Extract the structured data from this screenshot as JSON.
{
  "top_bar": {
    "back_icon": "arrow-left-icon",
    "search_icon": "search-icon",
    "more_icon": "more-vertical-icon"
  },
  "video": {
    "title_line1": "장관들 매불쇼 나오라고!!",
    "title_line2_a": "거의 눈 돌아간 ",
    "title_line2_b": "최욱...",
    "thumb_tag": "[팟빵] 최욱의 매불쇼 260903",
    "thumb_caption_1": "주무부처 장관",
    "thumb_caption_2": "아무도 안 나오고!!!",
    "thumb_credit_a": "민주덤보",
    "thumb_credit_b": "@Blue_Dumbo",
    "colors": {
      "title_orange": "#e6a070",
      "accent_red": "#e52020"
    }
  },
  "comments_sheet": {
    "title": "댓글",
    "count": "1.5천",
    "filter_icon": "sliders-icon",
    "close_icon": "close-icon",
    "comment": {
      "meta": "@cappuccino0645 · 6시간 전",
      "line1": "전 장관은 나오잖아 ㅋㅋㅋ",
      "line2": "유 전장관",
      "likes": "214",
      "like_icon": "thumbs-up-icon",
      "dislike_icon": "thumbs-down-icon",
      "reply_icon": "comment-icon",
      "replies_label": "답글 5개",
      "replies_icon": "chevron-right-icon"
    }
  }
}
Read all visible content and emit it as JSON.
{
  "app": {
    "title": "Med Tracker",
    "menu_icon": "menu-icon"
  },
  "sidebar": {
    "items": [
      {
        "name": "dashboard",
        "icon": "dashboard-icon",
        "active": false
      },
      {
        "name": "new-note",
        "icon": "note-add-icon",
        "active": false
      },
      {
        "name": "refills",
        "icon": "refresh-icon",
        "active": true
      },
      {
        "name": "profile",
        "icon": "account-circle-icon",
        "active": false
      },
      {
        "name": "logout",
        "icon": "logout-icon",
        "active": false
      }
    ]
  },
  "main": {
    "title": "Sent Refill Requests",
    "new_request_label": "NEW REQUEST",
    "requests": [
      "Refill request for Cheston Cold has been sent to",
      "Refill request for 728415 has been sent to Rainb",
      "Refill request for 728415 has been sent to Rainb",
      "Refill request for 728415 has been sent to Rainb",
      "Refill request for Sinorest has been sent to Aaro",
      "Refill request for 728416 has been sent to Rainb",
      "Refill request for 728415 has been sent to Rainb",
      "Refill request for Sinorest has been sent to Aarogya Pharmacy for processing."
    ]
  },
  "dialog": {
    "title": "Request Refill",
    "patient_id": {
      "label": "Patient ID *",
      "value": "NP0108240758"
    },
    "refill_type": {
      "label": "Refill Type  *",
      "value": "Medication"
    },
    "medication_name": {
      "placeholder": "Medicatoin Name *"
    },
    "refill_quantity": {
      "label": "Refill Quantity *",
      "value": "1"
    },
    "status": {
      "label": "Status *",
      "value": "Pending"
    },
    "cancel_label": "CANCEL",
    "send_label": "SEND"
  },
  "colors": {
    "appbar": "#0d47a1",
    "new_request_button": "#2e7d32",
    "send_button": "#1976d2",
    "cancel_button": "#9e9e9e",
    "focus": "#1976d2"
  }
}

- [PROBLEM TO WORK ON]: Extract the data in full. Keep it word for word.

- [SOLUTION TO THIS PROBLEM]:
Extract the structured data from this screenshot as JSON.
{
  "top_bar": {
    "back_icon": "arrow-left-icon",
    "search_icon": "search-icon",
    "more_icon": "more-vertical-icon"
  },
  "video": {
    "title_line1": "장관들 매불쇼 나오라고!!",
    "title_line2_a": "거의 눈 돌아간 ",
    "title_line2_b": "최욱...",
    "thumb_tag": "[팟빵] 최욱의 매불쇼 260903",
    "thumb_caption_1": "주무부처 장관",
    "thumb_caption_2": "아무도 안 나오고!!!",
    "thumb_credit_a": "민주덤보",
    "thumb_credit_b": "@Blue_Dumbo",
    "colors": {
      "title_orange": "#e6a070",
      "accent_red": "#e52020"
    }
  },
  "comments_sheet": {
    "title": "댓글",
    "count": "1.5천",
    "filter_icon": "sliders-icon",
    "close_icon": "close-icon",
    "comment": {
      "meta": "@cappuccino0645 · 6시간 전",
      "line1": "전 장관은 나오잖아 ㅋㅋㅋ",
      "line2": "유 전장관",
      "likes": "214",
      "like_icon": "thumbs-up-icon",
      "dislike_icon": "thumbs-down-icon",
      "reply_icon": "comment-icon",
      "replies_label": "답글 5개",
      "replies_icon": "chevron-right-icon"
    }
  }
}
Read all visible content and emit it as JSON.
{
  "app": {
    "title": "Med Tracker",
    "menu_icon": "menu-icon"
  },
  "sidebar": {
    "items": [
      {
        "name": "dashboard",
        "icon": "dashboard-icon",
        "active": false
      },
      {
        "name": "new-note",
        "icon": "note-add-icon",
        "active": false
      },
      {
        "name": "refills",
        "icon": "refresh-icon",
        "active": true
      },
      {
        "name": "profile",
        "icon": "account-circle-icon",
        "active": false
      },
      {
        "name": "logout",
        "icon": "logout-icon",
        "active": false
      }
    ]
  },
  "main": {
    "title": "Sent Refill Requests",
    "new_request_label": "NEW REQUEST",
    "requests": [
      "Refill request for Cheston Cold has been sent to",
      "Refill request for 728415 has been sent to Rainb",
      "Refill request for 728415 has been sent to Rainb",
      "Refill request for 728415 has been sent to Rainb",
      "Refill request for Sinorest has been sent to Aaro",
      "Refill request for 728416 has been sent to Rainb",
      "Refill request for 728415 has been sent to Rainb",
      "Refill request for Sinorest has been sent to Aarogya Pharmacy for processing."
    ]
  },
  "dialog": {
    "title": "Request Refill",
    "patient_id": {
      "label": "Patient ID *",
      "value": "NP0108240758"
    },
    "refill_type": {
      "label": "Refill Type  *",
      "value": "Medication"
    },
    "medication_name": {
      "placeholder": "Medicatoin Name *"
    },
    "refill_quantity": {
      "label": "Refill Quantity *",
      "value": "1"
    },
    "status": {
      "label": "Status *",
      "value": "Pending"
    },
    "cancel_label": "CANCEL",
    "send_label": "SEND"
  },
  "colors": {
    "appbar": "#0d47a1",
    "new_request_button": "#2e7d32",
    "send_button": "#1976d2",
    "cancel_button": "#9e9e9e",
    "focus": "#1976d2"
  }
}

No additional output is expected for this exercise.